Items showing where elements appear
* BEGIN *

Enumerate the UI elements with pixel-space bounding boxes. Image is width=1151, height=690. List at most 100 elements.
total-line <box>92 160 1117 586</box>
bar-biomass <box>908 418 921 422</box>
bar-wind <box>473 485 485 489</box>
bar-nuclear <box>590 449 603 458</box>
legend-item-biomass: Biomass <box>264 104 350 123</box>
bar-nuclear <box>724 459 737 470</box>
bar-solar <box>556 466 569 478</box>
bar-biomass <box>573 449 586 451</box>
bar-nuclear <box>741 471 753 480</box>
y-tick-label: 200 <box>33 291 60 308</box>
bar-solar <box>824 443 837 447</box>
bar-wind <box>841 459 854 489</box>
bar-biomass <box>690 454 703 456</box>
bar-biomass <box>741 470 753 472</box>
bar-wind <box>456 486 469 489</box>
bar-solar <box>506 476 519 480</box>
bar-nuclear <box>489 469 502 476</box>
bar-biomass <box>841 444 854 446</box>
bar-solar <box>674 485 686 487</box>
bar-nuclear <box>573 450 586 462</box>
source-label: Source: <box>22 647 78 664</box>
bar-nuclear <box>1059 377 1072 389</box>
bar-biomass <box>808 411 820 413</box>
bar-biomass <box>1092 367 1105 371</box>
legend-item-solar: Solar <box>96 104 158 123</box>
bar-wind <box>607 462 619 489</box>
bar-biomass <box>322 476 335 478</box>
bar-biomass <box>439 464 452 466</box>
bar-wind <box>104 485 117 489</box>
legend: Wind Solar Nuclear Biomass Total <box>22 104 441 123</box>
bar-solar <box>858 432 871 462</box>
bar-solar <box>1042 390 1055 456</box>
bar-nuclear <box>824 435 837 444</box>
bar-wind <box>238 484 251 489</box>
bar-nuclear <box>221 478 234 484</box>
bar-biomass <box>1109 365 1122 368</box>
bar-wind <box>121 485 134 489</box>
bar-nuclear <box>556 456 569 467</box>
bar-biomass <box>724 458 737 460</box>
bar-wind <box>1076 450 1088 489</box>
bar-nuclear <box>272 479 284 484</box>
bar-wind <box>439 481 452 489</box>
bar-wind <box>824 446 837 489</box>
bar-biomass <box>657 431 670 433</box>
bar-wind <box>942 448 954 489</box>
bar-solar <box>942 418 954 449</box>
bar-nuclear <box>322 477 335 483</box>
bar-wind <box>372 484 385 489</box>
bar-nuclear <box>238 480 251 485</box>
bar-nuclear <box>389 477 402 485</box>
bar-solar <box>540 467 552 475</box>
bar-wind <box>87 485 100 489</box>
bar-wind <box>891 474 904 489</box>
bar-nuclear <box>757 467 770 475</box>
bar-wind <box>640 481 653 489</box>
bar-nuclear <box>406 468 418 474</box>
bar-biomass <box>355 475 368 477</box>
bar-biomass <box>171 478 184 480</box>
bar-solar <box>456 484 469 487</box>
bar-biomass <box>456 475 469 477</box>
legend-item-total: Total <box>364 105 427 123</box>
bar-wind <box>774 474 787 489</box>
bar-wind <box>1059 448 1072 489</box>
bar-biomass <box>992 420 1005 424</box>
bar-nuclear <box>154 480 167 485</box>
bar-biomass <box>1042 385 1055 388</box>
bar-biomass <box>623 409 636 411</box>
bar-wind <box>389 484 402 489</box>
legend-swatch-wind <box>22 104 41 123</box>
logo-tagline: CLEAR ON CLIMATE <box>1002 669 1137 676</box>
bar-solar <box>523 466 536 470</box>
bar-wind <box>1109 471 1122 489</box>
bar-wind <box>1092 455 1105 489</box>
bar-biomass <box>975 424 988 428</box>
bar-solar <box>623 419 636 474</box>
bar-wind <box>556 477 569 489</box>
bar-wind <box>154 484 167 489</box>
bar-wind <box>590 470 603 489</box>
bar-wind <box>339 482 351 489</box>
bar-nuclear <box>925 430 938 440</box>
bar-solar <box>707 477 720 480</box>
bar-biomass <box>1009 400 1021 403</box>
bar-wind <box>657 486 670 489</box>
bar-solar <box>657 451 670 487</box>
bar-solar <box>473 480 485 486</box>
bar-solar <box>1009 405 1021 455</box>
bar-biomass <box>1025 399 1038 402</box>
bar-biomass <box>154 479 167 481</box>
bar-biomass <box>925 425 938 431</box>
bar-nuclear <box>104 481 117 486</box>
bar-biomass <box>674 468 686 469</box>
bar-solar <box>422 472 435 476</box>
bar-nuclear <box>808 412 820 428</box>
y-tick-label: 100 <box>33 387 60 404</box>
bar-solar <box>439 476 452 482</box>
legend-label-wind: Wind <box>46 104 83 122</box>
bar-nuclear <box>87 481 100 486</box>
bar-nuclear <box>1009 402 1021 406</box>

* END *

*Stated task*:
Repeat every line of the items above with "bar-solar" swapped for "bar-photovoltaic" throughout, leaving everything else untouched.

*Reply to the task*:
Enumerate the UI elements with pixel-space bounding boxes. Image is width=1151, height=690. List at most 100 elements.
total-line <box>92 160 1117 586</box>
bar-biomass <box>908 418 921 422</box>
bar-wind <box>473 485 485 489</box>
bar-nuclear <box>590 449 603 458</box>
legend-item-biomass: Biomass <box>264 104 350 123</box>
bar-nuclear <box>724 459 737 470</box>
bar-photovoltaic <box>556 466 569 478</box>
bar-biomass <box>573 449 586 451</box>
bar-nuclear <box>741 471 753 480</box>
y-tick-label: 200 <box>33 291 60 308</box>
bar-photovoltaic <box>824 443 837 447</box>
bar-wind <box>841 459 854 489</box>
bar-biomass <box>690 454 703 456</box>
bar-biomass <box>741 470 753 472</box>
bar-wind <box>456 486 469 489</box>
bar-photovoltaic <box>506 476 519 480</box>
bar-nuclear <box>489 469 502 476</box>
bar-biomass <box>841 444 854 446</box>
bar-photovoltaic <box>674 485 686 487</box>
bar-nuclear <box>573 450 586 462</box>
source-label: Source: <box>22 647 78 664</box>
bar-nuclear <box>1059 377 1072 389</box>
bar-biomass <box>808 411 820 413</box>
bar-biomass <box>1092 367 1105 371</box>
legend-item-solar: Solar <box>96 104 158 123</box>
bar-wind <box>607 462 619 489</box>
bar-biomass <box>322 476 335 478</box>
bar-biomass <box>439 464 452 466</box>
bar-wind <box>104 485 117 489</box>
legend: Wind Solar Nuclear Biomass Total <box>22 104 441 123</box>
bar-photovoltaic <box>858 432 871 462</box>
bar-photovoltaic <box>1042 390 1055 456</box>
bar-nuclear <box>824 435 837 444</box>
bar-wind <box>238 484 251 489</box>
bar-nuclear <box>221 478 234 484</box>
bar-biomass <box>1109 365 1122 368</box>
bar-wind <box>121 485 134 489</box>
bar-nuclear <box>556 456 569 467</box>
bar-biomass <box>724 458 737 460</box>
bar-wind <box>1076 450 1088 489</box>
bar-nuclear <box>272 479 284 484</box>
bar-wind <box>439 481 452 489</box>
bar-wind <box>824 446 837 489</box>
bar-biomass <box>657 431 670 433</box>
bar-wind <box>942 448 954 489</box>
bar-photovoltaic <box>942 418 954 449</box>
bar-nuclear <box>322 477 335 483</box>
bar-wind <box>372 484 385 489</box>
bar-nuclear <box>238 480 251 485</box>
bar-nuclear <box>389 477 402 485</box>
bar-photovoltaic <box>540 467 552 475</box>
bar-wind <box>87 485 100 489</box>
bar-wind <box>891 474 904 489</box>
bar-nuclear <box>757 467 770 475</box>
bar-wind <box>640 481 653 489</box>
bar-nuclear <box>406 468 418 474</box>
bar-biomass <box>355 475 368 477</box>
bar-biomass <box>171 478 184 480</box>
bar-photovoltaic <box>456 484 469 487</box>
bar-biomass <box>456 475 469 477</box>
legend-item-total: Total <box>364 105 427 123</box>
bar-wind <box>774 474 787 489</box>
bar-wind <box>1059 448 1072 489</box>
bar-biomass <box>992 420 1005 424</box>
bar-nuclear <box>154 480 167 485</box>
bar-biomass <box>1042 385 1055 388</box>
bar-biomass <box>623 409 636 411</box>
bar-wind <box>389 484 402 489</box>
legend-swatch-wind <box>22 104 41 123</box>
logo-tagline: CLEAR ON CLIMATE <box>1002 669 1137 676</box>
bar-photovoltaic <box>523 466 536 470</box>
bar-wind <box>1109 471 1122 489</box>
bar-wind <box>1092 455 1105 489</box>
bar-biomass <box>975 424 988 428</box>
bar-photovoltaic <box>623 419 636 474</box>
bar-wind <box>556 477 569 489</box>
bar-wind <box>154 484 167 489</box>
bar-wind <box>590 470 603 489</box>
bar-wind <box>339 482 351 489</box>
bar-nuclear <box>925 430 938 440</box>
bar-photovoltaic <box>707 477 720 480</box>
bar-biomass <box>1009 400 1021 403</box>
bar-wind <box>657 486 670 489</box>
bar-photovoltaic <box>657 451 670 487</box>
bar-photovoltaic <box>473 480 485 486</box>
bar-photovoltaic <box>1009 405 1021 455</box>
bar-biomass <box>1025 399 1038 402</box>
bar-biomass <box>154 479 167 481</box>
bar-biomass <box>925 425 938 431</box>
bar-nuclear <box>104 481 117 486</box>
bar-biomass <box>674 468 686 469</box>
bar-photovoltaic <box>422 472 435 476</box>
bar-nuclear <box>808 412 820 428</box>
y-tick-label: 100 <box>33 387 60 404</box>
bar-photovoltaic <box>439 476 452 482</box>
legend-label-wind: Wind <box>46 104 83 122</box>
bar-nuclear <box>87 481 100 486</box>
bar-nuclear <box>1009 402 1021 406</box>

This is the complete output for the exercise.